** BEGIN **

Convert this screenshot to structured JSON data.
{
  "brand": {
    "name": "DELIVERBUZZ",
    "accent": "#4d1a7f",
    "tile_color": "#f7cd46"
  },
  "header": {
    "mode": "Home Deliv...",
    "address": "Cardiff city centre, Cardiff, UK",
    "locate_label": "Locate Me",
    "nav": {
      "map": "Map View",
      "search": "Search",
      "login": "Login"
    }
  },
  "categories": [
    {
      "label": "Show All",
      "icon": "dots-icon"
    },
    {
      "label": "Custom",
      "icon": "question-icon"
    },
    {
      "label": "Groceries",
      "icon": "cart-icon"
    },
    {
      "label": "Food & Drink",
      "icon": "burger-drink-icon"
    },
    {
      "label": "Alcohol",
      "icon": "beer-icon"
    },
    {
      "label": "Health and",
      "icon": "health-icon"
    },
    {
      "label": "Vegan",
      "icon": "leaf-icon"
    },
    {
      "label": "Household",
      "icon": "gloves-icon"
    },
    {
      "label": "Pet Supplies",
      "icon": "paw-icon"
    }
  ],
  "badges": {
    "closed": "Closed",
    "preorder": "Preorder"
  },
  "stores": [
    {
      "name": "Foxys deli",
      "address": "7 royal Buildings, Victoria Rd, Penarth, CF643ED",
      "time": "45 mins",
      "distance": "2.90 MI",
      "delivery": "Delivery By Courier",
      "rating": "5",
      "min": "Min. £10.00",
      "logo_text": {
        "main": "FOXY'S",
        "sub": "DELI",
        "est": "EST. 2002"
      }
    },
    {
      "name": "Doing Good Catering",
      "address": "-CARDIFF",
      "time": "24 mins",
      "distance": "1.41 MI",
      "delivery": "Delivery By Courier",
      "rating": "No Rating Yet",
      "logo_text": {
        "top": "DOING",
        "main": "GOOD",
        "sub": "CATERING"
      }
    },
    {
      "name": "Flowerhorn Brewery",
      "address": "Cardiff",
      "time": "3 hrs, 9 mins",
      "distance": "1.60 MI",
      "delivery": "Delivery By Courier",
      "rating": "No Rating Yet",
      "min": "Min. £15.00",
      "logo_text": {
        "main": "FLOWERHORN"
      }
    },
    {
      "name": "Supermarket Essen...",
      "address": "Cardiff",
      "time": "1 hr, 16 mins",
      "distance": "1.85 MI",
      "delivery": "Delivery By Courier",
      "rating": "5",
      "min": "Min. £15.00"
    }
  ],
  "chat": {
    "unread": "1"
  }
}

** END **

### What the exercise asks
Reply with one number only: the count of lines in the entries that contain "name".

### Full output
5